----- Records supplied

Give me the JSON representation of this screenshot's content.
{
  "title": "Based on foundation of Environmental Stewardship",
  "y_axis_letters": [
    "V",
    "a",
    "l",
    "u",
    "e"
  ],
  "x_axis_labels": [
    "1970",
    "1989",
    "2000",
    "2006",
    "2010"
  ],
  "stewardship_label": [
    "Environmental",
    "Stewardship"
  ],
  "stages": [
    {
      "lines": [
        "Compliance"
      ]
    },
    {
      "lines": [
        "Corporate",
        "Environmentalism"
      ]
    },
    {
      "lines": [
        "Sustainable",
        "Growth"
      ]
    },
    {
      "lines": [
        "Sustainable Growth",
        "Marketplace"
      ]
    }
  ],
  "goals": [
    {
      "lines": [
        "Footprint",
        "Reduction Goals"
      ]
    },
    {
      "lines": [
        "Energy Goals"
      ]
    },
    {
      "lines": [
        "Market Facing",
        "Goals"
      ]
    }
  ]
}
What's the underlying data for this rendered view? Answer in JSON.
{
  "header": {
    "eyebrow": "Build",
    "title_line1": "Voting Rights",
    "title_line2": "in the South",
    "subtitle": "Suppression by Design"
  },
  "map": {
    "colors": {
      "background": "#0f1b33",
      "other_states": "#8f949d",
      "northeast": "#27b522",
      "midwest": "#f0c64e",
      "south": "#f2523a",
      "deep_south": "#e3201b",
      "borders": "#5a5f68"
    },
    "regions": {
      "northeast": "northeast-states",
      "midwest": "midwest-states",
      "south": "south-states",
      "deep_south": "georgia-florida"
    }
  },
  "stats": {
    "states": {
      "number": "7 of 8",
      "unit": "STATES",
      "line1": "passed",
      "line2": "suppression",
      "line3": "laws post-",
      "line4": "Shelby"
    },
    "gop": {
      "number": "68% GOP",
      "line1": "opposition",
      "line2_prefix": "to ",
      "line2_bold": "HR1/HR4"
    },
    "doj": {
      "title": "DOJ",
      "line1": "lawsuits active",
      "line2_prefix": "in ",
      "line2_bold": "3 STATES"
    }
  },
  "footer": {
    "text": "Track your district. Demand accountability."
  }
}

----------

▶ What is being asked: Reproduce all of the data exactly as given.

▶ Written reply:
Give me the JSON representation of this screenshot's content.
{
  "title": "Based on foundation of Environmental Stewardship",
  "y_axis_letters": [
    "V",
    "a",
    "l",
    "u",
    "e"
  ],
  "x_axis_labels": [
    "1970",
    "1989",
    "2000",
    "2006",
    "2010"
  ],
  "stewardship_label": [
    "Environmental",
    "Stewardship"
  ],
  "stages": [
    {
      "lines": [
        "Compliance"
      ]
    },
    {
      "lines": [
        "Corporate",
        "Environmentalism"
      ]
    },
    {
      "lines": [
        "Sustainable",
        "Growth"
      ]
    },
    {
      "lines": [
        "Sustainable Growth",
        "Marketplace"
      ]
    }
  ],
  "goals": [
    {
      "lines": [
        "Footprint",
        "Reduction Goals"
      ]
    },
    {
      "lines": [
        "Energy Goals"
      ]
    },
    {
      "lines": [
        "Market Facing",
        "Goals"
      ]
    }
  ]
}
What's the underlying data for this rendered view? Answer in JSON.
{
  "header": {
    "eyebrow": "Build",
    "title_line1": "Voting Rights",
    "title_line2": "in the South",
    "subtitle": "Suppression by Design"
  },
  "map": {
    "colors": {
      "background": "#0f1b33",
      "other_states": "#8f949d",
      "northeast": "#27b522",
      "midwest": "#f0c64e",
      "south": "#f2523a",
      "deep_south": "#e3201b",
      "borders": "#5a5f68"
    },
    "regions": {
      "northeast": "northeast-states",
      "midwest": "midwest-states",
      "south": "south-states",
      "deep_south": "georgia-florida"
    }
  },
  "stats": {
    "states": {
      "number": "7 of 8",
      "unit": "STATES",
      "line1": "passed",
      "line2": "suppression",
      "line3": "laws post-",
      "line4": "Shelby"
    },
    "gop": {
      "number": "68% GOP",
      "line1": "opposition",
      "line2_prefix": "to ",
      "line2_bold": "HR1/HR4"
    },
    "doj": {
      "title": "DOJ",
      "line1": "lawsuits active",
      "line2_prefix": "in ",
      "line2_bold": "3 STATES"
    }
  },
  "footer": {
    "text": "Track your district. Demand accountability."
  }
}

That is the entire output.